Quoted text:
=======

# What do I say to narcissic husband



## Dikay (Feb 14, 2013)

I am really needing ideas suggestions as to what to say to my husband when he comes home at supper from drinking all day, not fall down drunk, but he wants to start a fight. Tonight for example he was at local lounge I called him and said I thought I might go have drink with girls, not really intending on it, but he came home and you could just tell he was in a mood to put me down or start argument. He said, so I suppose you think you need to go out whoring around cause I was out with the guys. I know if I say yes it will just start argument. What do I say in response. He can be so verbally hurtful.


----------



## that_girl (Jul 6, 2011)

Nothing.

Do not engage.


----------



## LostandSad (Feb 13, 2013)

What is it with alcoholics calling their wives *****s and accusing them of cheating?


----------



## SlowlyGettingWiser (Apr 7, 2012)

> What is it with alcoholics calling their wives *****s and accusing them of cheating?


They're out and about in bars all day/night watching people (who've had too much to drink and whose inhibitions are lowered) flirt and hook-up and they perceive *that* as reality. It is....in a bar!

They're like cops who see the worst of society on a daily basis, they often become jaded about people. Drunks see people act poorly on a daily basis, and become jaded. Also, many of THEM are acting inappropriately while drunk, thus they view everyone as being like themselves.

DiKay: Why engage in 'games' with your H? If you WANT to go out, just DO IT. If you want him to come home, then just SAY IT. If you cannot tolerate your relationship, then get into IC and prepare to live WITHOUT him.

=======

Required task 1:
For each statement about the forum thread, answer yes or no and quote the words that settle it. (a) The husband was at a local lounge when Dikay called him. (b) Dikay fully meant to go out for a drink with the girls. (c) that_girl advises not engaging.
Required task 2:
Quote the part of the forum thread that opens with the words containing "DiKay: Why engage" and closes with "live WITHOUT him.".
The lines that follow have no connection to the forum thread.

Dataset extract:
=======

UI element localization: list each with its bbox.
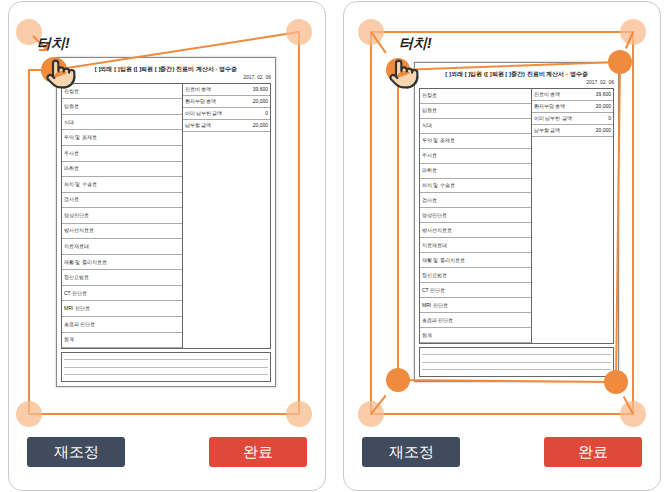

=======

Exercise result 1:
(a) Yes: "he was at local lounge I called him"
(b) No: "not really intending on it"
(c) Yes: "Do not engage."

Exercise result 2:
DiKay: Why engage in 'games' with your H? If you WANT to go out, just DO IT. If you want him to come home, then just SAY IT. If you cannot tolerate your relationship, then get into IC and prepare to live WITHOUT him.